Set each entry down verbatim, omitting images.

** Start Exercise materials **

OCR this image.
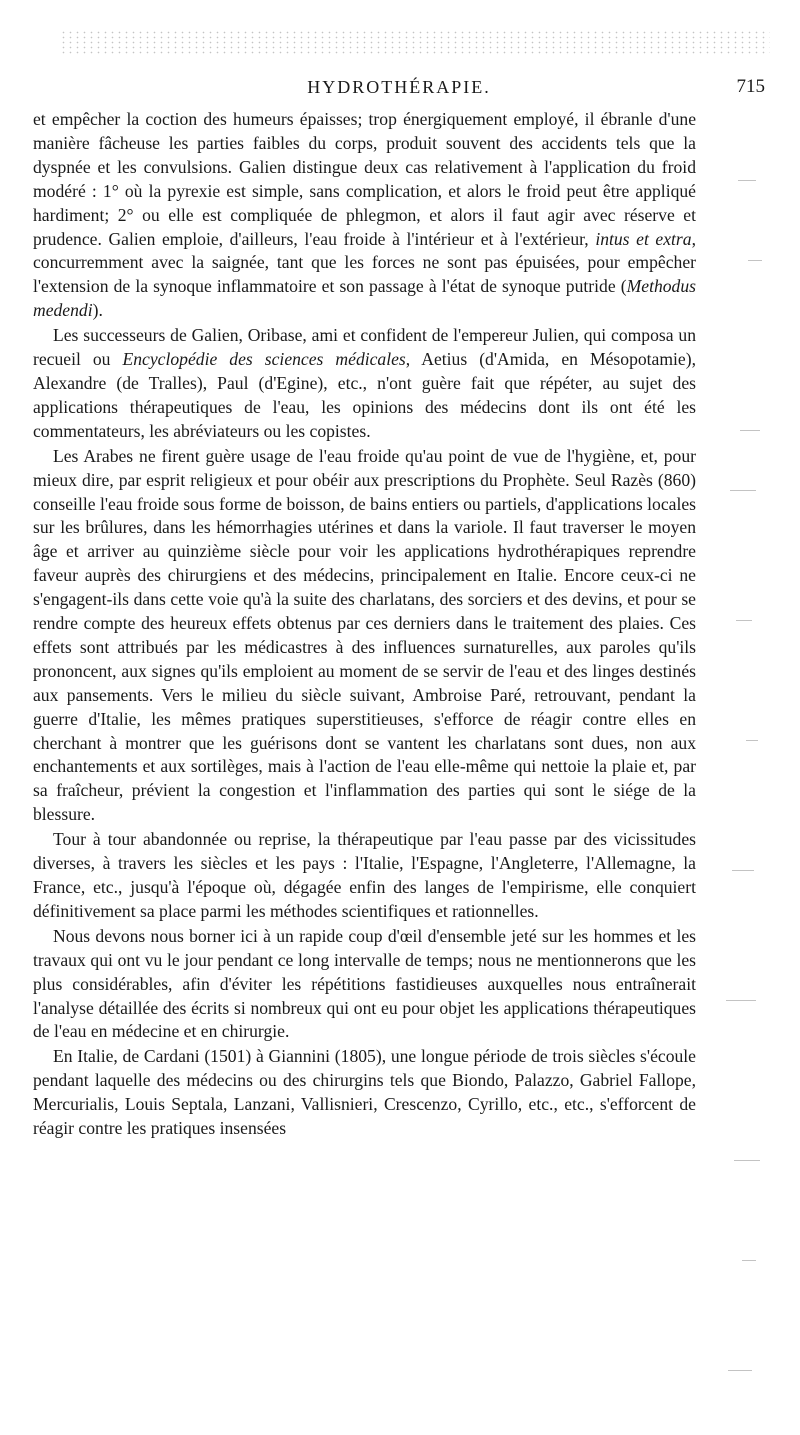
HYDROTHÉRAPIE.	715

et empêcher la coction des humeurs épaisses; trop énergiquement employé, il ébranle d'une manière fâcheuse les parties faibles du corps, produit souvent des accidents tels que la dyspnée et les convulsions. Galien distingue deux cas relativement à l'application du froid modéré : 1° où la pyrexie est simple, sans complication, et alors le froid peut être appliqué hardiment; 2° ou elle est compliquée de phlegmon, et alors il faut agir avec réserve et prudence. Galien emploie, d'ailleurs, l'eau froide à l'intérieur et à l'extérieur, intus et extra, concurremment avec la saignée, tant que les forces ne sont pas épuisées, pour empêcher l'extension de la synoque inflammatoire et son passage à l'état de synoque putride (Methodus medendi).

Les successeurs de Galien, Oribase, ami et confident de l'empereur Julien, qui composa un recueil ou Encyclopédie des sciences médicales, Aetius (d'Amida, en Mésopotamie), Alexandre (de Tralles), Paul (d'Egine), etc., n'ont guère fait que répéter, au sujet des applications thérapeutiques de l'eau, les opinions des médecins dont ils ont été les commentateurs, les abréviateurs ou les copistes.

Les Arabes ne firent guère usage de l'eau froide qu'au point de vue de l'hygiène, et, pour mieux dire, par esprit religieux et pour obéir aux prescriptions du Prophète. Seul Razès (860) conseille l'eau froide sous forme de boisson, de bains entiers ou partiels, d'applications locales sur les brûlures, dans les hémorrhagies utérines et dans la variole. Il faut traverser le moyen âge et arriver au quinzième siècle pour voir les applications hydrothérapiques reprendre faveur auprès des chirurgiens et des médecins, principalement en Italie. Encore ceux-ci ne s'engagent-ils dans cette voie qu'à la suite des charlatans, des sorciers et des devins, et pour se rendre compte des heureux effets obtenus par ces derniers dans le traitement des plaies. Ces effets sont attribués par les médicastres à des influences surnaturelles, aux paroles qu'ils prononcent, aux signes qu'ils emploient au moment de se servir de l'eau et des linges destinés aux pansements. Vers le milieu du siècle suivant, Ambroise Paré, retrouvant, pendant la guerre d'Italie, les mêmes pratiques superstitieuses, s'efforce de réagir contre elles en cherchant à montrer que les guérisons dont se vantent les charlatans sont dues, non aux enchantements et aux sortilèges, mais à l'action de l'eau elle-même qui nettoie la plaie et, par sa fraîcheur, prévient la congestion et l'inflammation des parties qui sont le siége de la blessure.

Tour à tour abandonnée ou reprise, la thérapeutique par l'eau passe par des vicissitudes diverses, à travers les siècles et les pays : l'Italie, l'Espagne, l'Angleterre, l'Allemagne, la France, etc., jusqu'à l'époque où, dégagée enfin des langes de l'empirisme, elle conquiert définitivement sa place parmi les méthodes scientifiques et rationnelles.

Nous devons nous borner ici à un rapide coup d'œil d'ensemble jeté sur les hommes et les travaux qui ont vu le jour pendant ce long intervalle de temps; nous ne mentionnerons que les plus considérables, afin d'éviter les répétitions fastidieuses auxquelles nous entraînerait l'analyse détaillée des écrits si nombreux qui ont eu pour objet les applications thérapeutiques de l'eau en médecine et en chirurgie.

En Italie, de Cardani (1501) à Giannini (1805), une longue période de trois siècles s'écoule pendant laquelle des médecins ou des chirurgins tels que Biondo, Palazzo, Gabriel Fallope, Mercurialis, Louis Septala, Lanzani, Vallisnieri, Crescenzo, Cyrillo, etc., etc., s'efforcent de réagir contre les pratiques insensées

** End Exercise materials **

### Response for this exercise
OCR this image.
HYDROTHÉRAPIE.	715

et empêcher la coction des humeurs épaisses; trop énergiquement employé, il ébranle d'une manière fâcheuse les parties faibles du corps, produit souvent des accidents tels que la dyspnée et les convulsions. Galien distingue deux cas relativement à l'application du froid modéré : 1° où la pyrexie est simple, sans complication, et alors le froid peut être appliqué hardiment; 2° ou elle est compliquée de phlegmon, et alors il faut agir avec réserve et prudence. Galien emploie, d'ailleurs, l'eau froide à l'intérieur et à l'extérieur, intus et extra, concurremment avec la saignée, tant que les forces ne sont pas épuisées, pour empêcher l'extension de la synoque inflammatoire et son passage à l'état de synoque putride (Methodus medendi).

Les successeurs de Galien, Oribase, ami et confident de l'empereur Julien, qui composa un recueil ou Encyclopédie des sciences médicales, Aetius (d'Amida, en Mésopotamie), Alexandre (de Tralles), Paul (d'Egine), etc., n'ont guère fait que répéter, au sujet des applications thérapeutiques de l'eau, les opinions des médecins dont ils ont été les commentateurs, les abréviateurs ou les copistes.

Les Arabes ne firent guère usage de l'eau froide qu'au point de vue de l'hygiène, et, pour mieux dire, par esprit religieux et pour obéir aux prescriptions du Prophète. Seul Razès (860) conseille l'eau froide sous forme de boisson, de bains entiers ou partiels, d'applications locales sur les brûlures, dans les hémorrhagies utérines et dans la variole. Il faut traverser le moyen âge et arriver au quinzième siècle pour voir les applications hydrothérapiques reprendre faveur auprès des chirurgiens et des médecins, principalement en Italie. Encore ceux-ci ne s'engagent-ils dans cette voie qu'à la suite des charlatans, des sorciers et des devins, et pour se rendre compte des heureux effets obtenus par ces derniers dans le traitement des plaies. Ces effets sont attribués par les médicastres à des influences surnaturelles, aux paroles qu'ils prononcent, aux signes qu'ils emploient au moment de se servir de l'eau et des linges destinés aux pansements. Vers le milieu du siècle suivant, Ambroise Paré, retrouvant, pendant la guerre d'Italie, les mêmes pratiques superstitieuses, s'efforce de réagir contre elles en cherchant à montrer que les guérisons dont se vantent les charlatans sont dues, non aux enchantements et aux sortilèges, mais à l'action de l'eau elle-même qui nettoie la plaie et, par sa fraîcheur, prévient la congestion et l'inflammation des parties qui sont le siége de la blessure.

Tour à tour abandonnée ou reprise, la thérapeutique par l'eau passe par des vicissitudes diverses, à travers les siècles et les pays : l'Italie, l'Espagne, l'Angleterre, l'Allemagne, la France, etc., jusqu'à l'époque où, dégagée enfin des langes de l'empirisme, elle conquiert définitivement sa place parmi les méthodes scientifiques et rationnelles.

Nous devons nous borner ici à un rapide coup d'œil d'ensemble jeté sur les hommes et les travaux qui ont vu le jour pendant ce long intervalle de temps; nous ne mentionnerons que les plus considérables, afin d'éviter les répétitions fastidieuses auxquelles nous entraînerait l'analyse détaillée des écrits si nombreux qui ont eu pour objet les applications thérapeutiques de l'eau en médecine et en chirurgie.

En Italie, de Cardani (1501) à Giannini (1805), une longue période de trois siècles s'écoule pendant laquelle des médecins ou des chirurgins tels que Biondo, Palazzo, Gabriel Fallope, Mercurialis, Louis Septala, Lanzani, Vallisnieri, Crescenzo, Cyrillo, etc., etc., s'efforcent de réagir contre les pratiques insensées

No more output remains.